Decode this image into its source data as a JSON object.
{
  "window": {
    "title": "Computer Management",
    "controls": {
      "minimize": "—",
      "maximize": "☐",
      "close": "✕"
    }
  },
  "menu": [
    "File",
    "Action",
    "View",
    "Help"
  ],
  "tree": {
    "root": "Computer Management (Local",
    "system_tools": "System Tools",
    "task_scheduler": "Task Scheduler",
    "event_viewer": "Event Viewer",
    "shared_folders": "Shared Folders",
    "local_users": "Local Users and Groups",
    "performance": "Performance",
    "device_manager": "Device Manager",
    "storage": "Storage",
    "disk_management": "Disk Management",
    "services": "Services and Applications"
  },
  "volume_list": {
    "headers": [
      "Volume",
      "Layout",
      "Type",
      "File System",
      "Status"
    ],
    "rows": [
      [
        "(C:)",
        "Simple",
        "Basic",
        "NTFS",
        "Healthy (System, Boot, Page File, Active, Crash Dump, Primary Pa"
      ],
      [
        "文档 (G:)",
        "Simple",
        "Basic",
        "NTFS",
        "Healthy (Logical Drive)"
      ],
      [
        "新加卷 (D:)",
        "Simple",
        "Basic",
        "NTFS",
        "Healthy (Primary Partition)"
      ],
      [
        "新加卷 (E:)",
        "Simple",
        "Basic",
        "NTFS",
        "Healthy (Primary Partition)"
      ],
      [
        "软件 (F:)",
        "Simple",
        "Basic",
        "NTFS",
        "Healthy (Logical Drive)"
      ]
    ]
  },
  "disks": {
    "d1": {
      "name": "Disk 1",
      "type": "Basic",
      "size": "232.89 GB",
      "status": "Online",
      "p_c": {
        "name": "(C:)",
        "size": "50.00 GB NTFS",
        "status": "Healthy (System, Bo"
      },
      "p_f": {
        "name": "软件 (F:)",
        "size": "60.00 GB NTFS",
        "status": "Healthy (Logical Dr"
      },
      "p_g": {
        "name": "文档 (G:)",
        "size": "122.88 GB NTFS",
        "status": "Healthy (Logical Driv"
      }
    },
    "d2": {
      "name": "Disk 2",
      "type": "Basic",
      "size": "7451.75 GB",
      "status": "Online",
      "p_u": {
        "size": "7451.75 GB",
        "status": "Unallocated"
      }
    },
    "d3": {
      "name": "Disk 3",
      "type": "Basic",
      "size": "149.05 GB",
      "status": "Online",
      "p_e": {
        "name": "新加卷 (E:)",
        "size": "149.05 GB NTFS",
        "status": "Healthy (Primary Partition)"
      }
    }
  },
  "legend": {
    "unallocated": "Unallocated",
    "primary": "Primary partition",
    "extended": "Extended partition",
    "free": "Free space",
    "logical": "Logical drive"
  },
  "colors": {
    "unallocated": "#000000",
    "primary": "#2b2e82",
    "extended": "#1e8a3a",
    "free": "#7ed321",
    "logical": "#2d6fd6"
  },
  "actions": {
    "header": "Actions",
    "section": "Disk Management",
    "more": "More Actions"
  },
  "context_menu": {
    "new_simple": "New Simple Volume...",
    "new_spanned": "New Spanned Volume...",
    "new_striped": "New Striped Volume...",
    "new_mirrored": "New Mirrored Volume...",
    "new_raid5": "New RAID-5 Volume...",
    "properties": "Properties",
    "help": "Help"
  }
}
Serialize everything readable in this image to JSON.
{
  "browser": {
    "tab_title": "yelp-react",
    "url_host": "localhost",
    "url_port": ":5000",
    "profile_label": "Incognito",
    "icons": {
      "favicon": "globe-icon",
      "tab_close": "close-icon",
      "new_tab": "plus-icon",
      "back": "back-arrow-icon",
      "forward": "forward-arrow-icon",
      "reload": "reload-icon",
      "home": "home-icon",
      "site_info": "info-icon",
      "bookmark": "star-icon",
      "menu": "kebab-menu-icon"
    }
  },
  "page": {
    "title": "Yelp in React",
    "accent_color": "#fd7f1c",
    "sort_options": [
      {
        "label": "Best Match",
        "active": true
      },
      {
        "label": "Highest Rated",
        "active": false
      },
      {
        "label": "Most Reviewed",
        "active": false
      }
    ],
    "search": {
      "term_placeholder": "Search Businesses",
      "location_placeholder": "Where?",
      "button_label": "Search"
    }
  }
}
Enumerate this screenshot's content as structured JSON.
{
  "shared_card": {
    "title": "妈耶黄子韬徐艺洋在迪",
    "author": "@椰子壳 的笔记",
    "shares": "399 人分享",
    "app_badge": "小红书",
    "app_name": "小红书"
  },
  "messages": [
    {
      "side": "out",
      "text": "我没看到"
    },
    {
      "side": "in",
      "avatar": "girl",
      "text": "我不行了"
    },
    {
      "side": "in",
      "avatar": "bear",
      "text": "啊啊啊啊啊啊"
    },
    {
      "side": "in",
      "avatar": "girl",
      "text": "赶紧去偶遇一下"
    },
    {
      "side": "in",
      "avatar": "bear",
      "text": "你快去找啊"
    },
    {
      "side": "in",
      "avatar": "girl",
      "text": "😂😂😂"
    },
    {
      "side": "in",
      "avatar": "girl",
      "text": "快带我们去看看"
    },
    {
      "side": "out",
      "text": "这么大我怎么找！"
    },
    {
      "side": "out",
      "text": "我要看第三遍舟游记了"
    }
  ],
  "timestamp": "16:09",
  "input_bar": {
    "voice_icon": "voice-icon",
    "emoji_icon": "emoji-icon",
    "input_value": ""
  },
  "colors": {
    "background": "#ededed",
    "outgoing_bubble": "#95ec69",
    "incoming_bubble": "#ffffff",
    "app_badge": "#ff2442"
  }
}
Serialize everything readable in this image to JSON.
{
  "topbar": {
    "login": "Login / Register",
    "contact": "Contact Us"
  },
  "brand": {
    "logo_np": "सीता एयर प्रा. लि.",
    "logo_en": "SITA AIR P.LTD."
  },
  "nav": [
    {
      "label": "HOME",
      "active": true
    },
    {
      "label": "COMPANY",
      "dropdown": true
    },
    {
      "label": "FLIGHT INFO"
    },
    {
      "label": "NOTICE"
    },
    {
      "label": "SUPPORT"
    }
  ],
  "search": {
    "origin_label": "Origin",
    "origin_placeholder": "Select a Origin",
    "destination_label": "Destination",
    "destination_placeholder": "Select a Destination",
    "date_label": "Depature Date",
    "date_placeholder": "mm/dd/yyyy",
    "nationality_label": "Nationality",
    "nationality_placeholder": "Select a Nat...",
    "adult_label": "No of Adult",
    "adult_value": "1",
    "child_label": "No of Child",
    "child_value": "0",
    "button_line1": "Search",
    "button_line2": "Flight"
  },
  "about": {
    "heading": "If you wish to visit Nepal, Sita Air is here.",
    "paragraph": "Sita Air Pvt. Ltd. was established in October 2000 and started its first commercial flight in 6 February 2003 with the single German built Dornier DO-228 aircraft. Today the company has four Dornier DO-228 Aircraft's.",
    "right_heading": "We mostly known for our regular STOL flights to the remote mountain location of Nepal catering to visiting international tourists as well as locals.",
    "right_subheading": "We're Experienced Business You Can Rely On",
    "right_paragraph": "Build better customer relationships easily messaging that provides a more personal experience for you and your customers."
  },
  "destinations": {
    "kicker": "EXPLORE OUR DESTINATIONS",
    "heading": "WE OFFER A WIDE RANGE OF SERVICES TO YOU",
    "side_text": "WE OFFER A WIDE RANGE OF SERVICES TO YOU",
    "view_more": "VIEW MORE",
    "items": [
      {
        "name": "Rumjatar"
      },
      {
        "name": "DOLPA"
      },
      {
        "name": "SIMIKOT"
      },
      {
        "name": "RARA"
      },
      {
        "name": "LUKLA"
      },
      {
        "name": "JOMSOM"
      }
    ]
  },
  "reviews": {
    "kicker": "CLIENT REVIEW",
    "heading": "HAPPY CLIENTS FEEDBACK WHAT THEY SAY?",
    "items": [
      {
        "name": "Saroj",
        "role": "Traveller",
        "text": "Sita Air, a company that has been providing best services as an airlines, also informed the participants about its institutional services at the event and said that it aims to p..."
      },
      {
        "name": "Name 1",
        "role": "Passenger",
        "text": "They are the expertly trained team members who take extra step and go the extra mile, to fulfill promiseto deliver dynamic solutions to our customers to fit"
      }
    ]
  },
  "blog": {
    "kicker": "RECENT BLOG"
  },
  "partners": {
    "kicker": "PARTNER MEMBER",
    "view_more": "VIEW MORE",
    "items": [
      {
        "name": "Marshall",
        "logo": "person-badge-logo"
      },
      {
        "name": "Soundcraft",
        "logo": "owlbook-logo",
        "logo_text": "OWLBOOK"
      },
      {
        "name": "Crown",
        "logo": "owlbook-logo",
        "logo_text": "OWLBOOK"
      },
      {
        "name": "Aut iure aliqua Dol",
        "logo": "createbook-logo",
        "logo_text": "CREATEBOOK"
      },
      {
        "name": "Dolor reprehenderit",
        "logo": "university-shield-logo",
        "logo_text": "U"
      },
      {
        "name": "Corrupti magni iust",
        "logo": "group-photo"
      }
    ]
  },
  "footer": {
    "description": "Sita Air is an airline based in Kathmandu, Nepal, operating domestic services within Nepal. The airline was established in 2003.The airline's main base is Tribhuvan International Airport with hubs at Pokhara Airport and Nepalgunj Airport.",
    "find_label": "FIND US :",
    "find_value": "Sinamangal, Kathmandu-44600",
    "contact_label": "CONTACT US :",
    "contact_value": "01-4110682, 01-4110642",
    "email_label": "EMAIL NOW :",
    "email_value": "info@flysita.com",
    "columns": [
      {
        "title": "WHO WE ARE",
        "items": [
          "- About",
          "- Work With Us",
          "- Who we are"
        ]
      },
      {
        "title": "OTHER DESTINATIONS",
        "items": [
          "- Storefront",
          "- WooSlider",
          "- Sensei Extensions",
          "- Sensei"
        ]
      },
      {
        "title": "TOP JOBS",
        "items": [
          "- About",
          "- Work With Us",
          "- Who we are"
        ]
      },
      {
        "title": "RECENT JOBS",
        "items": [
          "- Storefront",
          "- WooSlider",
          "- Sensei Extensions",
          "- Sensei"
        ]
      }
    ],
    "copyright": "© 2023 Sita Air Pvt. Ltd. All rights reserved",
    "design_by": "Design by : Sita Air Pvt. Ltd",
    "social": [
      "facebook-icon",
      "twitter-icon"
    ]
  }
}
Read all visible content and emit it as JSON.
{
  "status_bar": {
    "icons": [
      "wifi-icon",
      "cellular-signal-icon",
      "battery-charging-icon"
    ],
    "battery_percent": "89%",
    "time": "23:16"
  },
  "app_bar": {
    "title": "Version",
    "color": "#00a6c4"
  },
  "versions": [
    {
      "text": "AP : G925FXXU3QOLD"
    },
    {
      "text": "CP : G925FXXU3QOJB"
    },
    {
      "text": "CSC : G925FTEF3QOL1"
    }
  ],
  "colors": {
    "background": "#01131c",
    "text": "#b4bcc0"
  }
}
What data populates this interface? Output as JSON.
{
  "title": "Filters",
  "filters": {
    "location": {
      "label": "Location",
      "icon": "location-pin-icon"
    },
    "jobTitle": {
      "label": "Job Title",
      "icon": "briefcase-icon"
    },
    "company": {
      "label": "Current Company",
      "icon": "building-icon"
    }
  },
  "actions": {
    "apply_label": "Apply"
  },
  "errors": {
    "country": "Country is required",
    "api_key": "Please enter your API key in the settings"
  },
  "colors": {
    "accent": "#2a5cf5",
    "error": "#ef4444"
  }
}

*Set problem*.
Filter the records, keeping only lines that contain "System", and show those lines.

*Written answer*.
    "system_tools": "System Tools",
      "File System",
        "Healthy (System, Boot, Page File, Active, Crash Dump, Primary Pa"
        "status": "Healthy (System, Bo"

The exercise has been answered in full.